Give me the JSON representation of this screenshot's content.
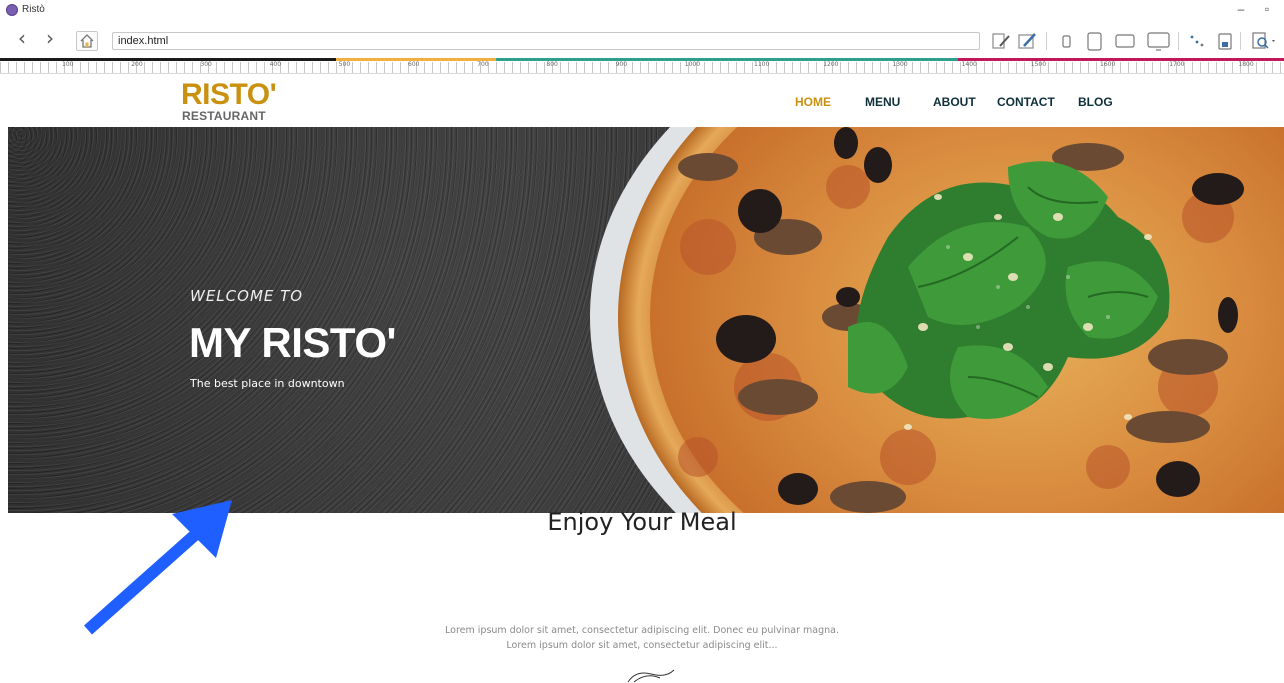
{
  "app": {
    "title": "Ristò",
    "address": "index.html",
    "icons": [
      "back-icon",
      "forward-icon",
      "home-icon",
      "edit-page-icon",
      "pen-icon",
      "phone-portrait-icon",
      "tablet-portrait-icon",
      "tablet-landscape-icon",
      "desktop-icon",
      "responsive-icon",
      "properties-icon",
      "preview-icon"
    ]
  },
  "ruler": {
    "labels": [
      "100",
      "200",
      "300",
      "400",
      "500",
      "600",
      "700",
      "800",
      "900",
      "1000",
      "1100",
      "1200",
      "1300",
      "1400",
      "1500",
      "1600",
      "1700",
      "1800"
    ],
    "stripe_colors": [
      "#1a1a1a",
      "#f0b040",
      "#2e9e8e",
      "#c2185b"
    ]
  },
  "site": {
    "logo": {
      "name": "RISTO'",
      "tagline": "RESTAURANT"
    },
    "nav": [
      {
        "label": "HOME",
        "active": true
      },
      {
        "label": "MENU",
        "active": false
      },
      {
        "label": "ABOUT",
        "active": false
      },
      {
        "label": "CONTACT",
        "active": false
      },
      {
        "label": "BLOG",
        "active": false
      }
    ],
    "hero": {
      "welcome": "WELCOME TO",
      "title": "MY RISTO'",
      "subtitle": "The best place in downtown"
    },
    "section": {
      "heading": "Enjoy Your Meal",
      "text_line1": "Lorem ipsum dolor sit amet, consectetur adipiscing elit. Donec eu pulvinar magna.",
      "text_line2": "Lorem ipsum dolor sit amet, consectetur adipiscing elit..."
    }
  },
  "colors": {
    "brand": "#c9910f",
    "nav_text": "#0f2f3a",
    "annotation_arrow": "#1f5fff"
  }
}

□ □ □ □ □ □ □

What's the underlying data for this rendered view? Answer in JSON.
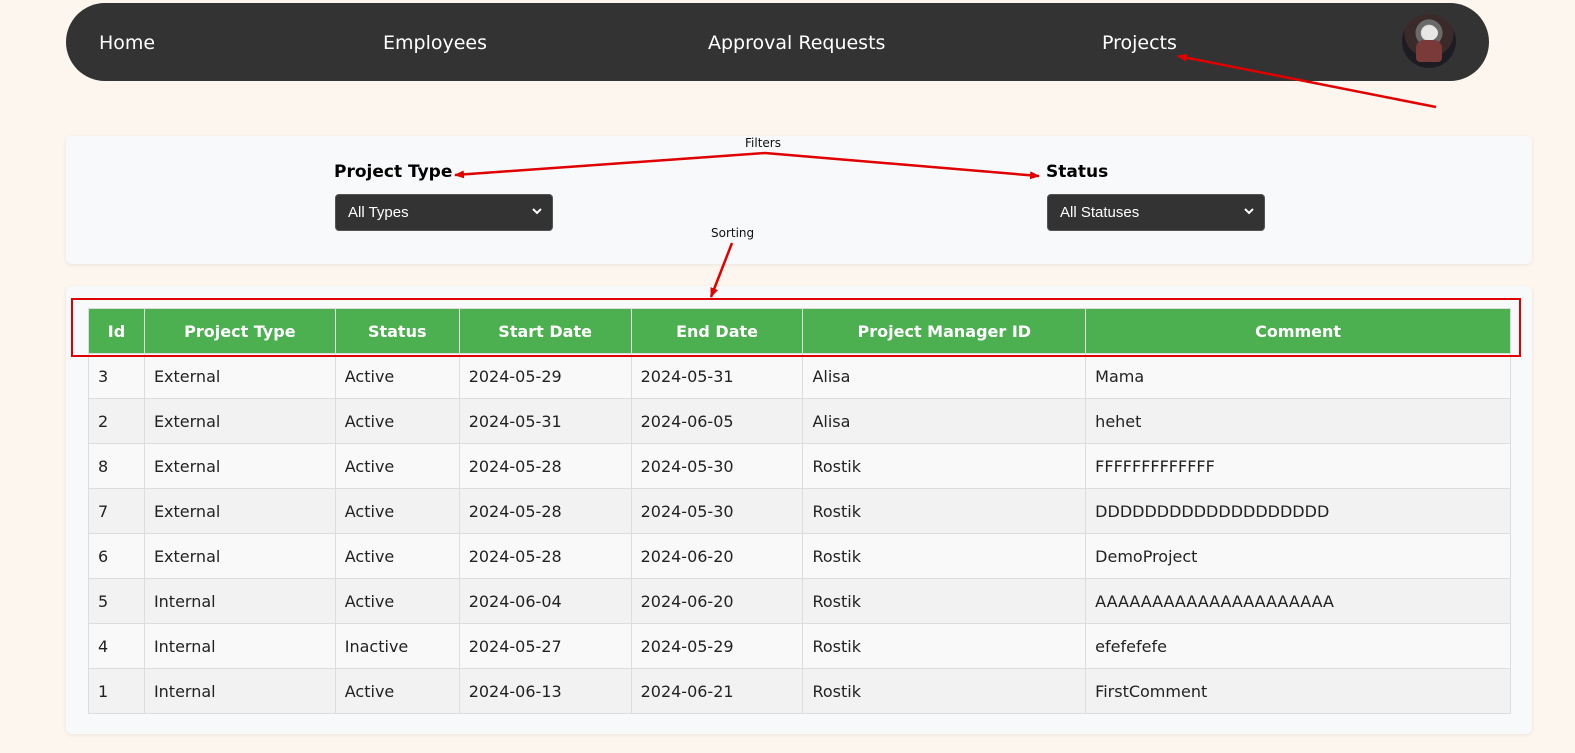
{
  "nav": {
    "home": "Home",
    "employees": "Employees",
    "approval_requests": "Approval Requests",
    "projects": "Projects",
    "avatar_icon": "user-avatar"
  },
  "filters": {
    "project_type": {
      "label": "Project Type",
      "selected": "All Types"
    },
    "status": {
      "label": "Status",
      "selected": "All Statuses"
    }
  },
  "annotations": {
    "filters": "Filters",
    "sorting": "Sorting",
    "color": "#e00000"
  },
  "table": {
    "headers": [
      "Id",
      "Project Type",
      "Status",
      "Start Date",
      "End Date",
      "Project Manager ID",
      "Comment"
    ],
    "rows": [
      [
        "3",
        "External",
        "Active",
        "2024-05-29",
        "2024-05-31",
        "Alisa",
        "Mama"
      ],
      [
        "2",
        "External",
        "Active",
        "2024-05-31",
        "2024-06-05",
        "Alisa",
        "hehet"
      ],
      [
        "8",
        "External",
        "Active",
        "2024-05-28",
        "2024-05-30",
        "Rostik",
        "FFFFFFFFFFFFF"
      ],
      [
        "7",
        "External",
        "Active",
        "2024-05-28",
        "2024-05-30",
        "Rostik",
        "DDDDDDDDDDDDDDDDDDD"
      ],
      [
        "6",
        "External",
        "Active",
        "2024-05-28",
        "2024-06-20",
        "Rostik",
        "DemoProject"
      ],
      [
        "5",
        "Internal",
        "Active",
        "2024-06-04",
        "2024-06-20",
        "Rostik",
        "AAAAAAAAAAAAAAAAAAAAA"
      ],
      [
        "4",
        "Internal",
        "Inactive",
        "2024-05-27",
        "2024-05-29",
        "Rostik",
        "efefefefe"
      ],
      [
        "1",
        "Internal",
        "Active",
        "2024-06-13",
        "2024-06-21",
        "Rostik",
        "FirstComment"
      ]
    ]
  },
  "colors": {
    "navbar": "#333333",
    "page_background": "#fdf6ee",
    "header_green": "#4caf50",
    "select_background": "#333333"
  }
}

□ □ □ □ □ □ □

**What is asked:** Copy every line of the listing that includes the string "this".

**Solution to the problem:**
Give me the JSON representation of this screenshot's content.
What's the underlying data for this rendered view? Answer in JSON.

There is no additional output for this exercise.